### [GIVEN EXERCISE]
Find the string "Dividing" in the listing and report every line that has it.

### [RECORDS FOR PROCESSING]
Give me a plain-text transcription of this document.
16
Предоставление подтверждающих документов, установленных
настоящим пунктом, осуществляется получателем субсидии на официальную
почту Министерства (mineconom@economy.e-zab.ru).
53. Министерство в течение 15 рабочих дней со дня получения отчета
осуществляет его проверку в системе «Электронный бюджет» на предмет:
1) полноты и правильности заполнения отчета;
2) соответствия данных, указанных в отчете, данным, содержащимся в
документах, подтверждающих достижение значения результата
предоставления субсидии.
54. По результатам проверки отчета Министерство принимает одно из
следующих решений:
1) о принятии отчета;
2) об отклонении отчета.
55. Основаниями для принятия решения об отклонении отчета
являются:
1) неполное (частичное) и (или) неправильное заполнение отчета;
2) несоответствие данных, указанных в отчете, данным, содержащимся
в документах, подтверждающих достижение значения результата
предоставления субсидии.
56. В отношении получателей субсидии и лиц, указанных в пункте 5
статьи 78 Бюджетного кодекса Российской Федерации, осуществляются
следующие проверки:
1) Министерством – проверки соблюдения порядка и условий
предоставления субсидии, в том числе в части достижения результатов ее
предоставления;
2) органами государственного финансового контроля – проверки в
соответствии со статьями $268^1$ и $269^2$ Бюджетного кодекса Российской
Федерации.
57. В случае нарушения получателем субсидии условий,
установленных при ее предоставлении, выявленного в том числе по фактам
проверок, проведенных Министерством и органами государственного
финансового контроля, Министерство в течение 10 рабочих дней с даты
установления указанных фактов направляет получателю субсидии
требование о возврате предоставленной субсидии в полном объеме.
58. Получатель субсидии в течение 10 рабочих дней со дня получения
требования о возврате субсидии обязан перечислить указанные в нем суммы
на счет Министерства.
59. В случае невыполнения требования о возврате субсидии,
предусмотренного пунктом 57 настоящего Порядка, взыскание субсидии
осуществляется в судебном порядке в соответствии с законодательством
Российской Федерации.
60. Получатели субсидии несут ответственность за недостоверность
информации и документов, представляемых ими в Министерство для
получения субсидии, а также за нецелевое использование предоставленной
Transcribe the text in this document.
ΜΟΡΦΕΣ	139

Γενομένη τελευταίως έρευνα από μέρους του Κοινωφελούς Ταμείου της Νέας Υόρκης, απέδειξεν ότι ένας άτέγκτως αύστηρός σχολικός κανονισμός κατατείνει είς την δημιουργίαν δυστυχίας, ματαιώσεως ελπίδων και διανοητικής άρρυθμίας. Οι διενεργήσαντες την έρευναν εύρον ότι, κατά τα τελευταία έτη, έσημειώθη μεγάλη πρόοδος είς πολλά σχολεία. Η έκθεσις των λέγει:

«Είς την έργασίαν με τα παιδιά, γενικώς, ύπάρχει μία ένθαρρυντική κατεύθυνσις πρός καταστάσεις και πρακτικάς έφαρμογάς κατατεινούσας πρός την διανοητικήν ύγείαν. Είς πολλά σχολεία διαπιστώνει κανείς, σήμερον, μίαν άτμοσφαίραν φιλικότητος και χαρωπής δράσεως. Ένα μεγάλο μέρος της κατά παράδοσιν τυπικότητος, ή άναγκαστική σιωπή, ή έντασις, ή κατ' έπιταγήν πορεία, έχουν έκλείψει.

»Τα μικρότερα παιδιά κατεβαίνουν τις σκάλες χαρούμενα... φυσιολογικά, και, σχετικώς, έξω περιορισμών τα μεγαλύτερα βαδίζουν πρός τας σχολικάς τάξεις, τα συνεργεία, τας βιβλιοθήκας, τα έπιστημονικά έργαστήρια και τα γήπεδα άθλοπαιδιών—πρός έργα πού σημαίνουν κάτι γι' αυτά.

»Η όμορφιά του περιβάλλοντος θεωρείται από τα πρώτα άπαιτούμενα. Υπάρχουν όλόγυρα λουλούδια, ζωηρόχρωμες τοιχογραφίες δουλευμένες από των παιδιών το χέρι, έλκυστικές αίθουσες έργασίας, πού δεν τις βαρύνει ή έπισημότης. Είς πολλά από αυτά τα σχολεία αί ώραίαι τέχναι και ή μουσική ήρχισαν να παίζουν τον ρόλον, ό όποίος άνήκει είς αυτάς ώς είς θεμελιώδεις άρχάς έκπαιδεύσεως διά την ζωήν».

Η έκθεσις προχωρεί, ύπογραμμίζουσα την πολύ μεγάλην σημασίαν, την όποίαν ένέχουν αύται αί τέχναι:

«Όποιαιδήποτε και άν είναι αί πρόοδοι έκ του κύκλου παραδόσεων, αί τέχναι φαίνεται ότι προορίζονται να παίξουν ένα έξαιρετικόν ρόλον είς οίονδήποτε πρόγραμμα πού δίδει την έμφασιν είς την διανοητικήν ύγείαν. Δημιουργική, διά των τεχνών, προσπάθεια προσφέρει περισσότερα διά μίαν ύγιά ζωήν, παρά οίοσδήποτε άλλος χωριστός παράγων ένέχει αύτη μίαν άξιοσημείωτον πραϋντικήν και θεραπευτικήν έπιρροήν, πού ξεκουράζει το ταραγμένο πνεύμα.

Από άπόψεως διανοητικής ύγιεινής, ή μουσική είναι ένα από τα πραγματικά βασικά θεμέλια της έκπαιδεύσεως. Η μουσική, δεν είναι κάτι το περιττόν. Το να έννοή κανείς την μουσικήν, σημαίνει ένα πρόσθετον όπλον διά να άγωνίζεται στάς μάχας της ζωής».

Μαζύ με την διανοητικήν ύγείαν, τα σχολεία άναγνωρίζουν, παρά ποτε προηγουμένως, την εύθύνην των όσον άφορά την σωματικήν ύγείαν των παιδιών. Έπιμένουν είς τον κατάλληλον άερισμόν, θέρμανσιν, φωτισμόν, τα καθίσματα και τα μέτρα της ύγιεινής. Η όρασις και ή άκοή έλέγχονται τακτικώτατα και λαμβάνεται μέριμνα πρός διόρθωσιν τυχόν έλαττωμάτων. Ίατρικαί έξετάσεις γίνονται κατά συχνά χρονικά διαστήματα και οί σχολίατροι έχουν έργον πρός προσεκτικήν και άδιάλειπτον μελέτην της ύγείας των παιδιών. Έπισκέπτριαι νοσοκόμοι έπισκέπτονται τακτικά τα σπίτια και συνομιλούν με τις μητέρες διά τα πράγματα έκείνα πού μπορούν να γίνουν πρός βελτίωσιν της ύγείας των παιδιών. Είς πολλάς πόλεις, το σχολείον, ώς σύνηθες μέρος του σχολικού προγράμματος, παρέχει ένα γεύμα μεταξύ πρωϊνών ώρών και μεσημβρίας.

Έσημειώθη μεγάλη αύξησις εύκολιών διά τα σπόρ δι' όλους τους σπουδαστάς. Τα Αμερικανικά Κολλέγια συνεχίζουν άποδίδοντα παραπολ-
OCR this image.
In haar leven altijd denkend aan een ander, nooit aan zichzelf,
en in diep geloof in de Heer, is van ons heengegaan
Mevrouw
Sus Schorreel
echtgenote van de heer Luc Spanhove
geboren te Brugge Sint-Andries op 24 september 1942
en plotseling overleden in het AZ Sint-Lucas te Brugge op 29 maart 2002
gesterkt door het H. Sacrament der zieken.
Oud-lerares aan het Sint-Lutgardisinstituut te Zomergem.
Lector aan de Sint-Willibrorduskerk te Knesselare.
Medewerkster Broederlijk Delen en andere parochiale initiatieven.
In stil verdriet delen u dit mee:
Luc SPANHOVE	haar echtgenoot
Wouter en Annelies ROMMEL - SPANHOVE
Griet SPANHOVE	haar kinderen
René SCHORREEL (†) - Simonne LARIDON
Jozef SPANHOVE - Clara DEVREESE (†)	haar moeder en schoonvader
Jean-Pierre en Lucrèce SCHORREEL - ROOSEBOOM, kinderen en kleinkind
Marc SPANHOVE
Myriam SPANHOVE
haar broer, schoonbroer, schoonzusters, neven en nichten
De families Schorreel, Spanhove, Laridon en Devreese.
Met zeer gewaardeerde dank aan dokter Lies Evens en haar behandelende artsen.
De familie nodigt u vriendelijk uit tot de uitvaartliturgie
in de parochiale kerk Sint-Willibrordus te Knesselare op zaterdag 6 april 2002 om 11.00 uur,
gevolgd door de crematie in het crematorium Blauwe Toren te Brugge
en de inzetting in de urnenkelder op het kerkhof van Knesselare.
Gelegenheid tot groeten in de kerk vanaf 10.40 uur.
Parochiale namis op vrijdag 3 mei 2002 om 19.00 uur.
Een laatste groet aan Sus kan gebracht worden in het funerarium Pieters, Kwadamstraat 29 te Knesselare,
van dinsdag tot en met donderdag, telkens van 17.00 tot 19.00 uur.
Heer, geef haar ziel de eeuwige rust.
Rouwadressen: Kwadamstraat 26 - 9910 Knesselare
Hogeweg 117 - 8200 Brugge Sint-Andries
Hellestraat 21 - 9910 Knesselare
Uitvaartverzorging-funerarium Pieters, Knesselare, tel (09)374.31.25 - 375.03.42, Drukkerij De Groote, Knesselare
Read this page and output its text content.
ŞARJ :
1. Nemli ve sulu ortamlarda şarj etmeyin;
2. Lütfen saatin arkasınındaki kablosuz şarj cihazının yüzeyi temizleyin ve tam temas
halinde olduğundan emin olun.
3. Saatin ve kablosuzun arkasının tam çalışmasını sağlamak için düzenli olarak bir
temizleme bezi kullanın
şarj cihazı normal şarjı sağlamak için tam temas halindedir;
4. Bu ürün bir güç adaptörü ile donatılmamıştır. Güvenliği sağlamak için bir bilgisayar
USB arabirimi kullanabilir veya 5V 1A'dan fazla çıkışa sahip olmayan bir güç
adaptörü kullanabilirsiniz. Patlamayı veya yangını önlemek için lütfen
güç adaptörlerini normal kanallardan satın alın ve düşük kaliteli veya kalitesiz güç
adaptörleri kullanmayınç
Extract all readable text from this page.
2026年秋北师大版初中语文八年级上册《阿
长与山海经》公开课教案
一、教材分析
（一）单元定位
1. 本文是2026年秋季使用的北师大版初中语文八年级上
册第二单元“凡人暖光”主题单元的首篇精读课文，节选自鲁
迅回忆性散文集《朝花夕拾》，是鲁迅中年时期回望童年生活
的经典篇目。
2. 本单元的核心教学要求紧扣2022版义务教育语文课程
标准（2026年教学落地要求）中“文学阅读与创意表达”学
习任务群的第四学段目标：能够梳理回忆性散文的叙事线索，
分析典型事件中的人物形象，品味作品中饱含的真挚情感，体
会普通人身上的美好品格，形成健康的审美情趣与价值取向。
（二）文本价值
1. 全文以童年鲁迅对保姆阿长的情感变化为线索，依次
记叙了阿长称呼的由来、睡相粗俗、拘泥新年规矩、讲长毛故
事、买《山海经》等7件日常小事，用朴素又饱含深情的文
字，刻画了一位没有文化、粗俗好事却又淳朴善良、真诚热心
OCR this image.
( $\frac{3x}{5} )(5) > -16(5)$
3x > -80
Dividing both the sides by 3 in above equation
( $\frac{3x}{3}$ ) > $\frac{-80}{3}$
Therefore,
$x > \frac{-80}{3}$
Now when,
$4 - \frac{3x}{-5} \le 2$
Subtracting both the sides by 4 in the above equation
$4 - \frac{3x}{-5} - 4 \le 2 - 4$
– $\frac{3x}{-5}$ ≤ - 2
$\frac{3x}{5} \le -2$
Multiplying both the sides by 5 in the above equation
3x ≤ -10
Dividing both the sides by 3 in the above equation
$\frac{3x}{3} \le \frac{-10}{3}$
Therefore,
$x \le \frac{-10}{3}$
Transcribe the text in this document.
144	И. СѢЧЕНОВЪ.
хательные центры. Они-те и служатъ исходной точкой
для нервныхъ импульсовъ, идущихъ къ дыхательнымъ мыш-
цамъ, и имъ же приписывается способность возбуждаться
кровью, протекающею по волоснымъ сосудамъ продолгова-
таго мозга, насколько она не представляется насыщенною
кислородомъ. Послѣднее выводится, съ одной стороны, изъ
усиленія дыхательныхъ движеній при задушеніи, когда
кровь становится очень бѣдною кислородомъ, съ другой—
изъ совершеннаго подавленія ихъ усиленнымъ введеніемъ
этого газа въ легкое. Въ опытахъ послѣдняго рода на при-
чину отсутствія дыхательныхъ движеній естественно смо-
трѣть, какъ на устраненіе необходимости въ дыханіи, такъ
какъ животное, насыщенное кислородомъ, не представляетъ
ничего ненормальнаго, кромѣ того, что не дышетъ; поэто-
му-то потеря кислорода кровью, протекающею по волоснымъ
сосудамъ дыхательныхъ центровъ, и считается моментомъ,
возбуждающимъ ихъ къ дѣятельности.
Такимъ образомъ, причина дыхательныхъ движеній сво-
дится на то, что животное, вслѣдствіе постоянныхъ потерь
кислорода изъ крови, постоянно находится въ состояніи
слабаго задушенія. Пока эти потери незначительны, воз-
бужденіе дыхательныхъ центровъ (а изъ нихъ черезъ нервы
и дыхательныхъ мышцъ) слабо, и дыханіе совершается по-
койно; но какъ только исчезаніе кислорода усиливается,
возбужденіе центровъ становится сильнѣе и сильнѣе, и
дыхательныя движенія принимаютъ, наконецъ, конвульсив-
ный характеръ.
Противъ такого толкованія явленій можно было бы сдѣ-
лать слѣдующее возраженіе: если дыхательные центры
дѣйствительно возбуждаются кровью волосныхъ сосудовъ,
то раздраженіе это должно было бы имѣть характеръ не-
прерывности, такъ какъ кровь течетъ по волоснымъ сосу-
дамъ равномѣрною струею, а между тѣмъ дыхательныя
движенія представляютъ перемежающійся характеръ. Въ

### [RESPONSE TO THIS EXERCISE]
Dividing both the sides by 3 in above equation
Dividing both the sides by 3 in the above equation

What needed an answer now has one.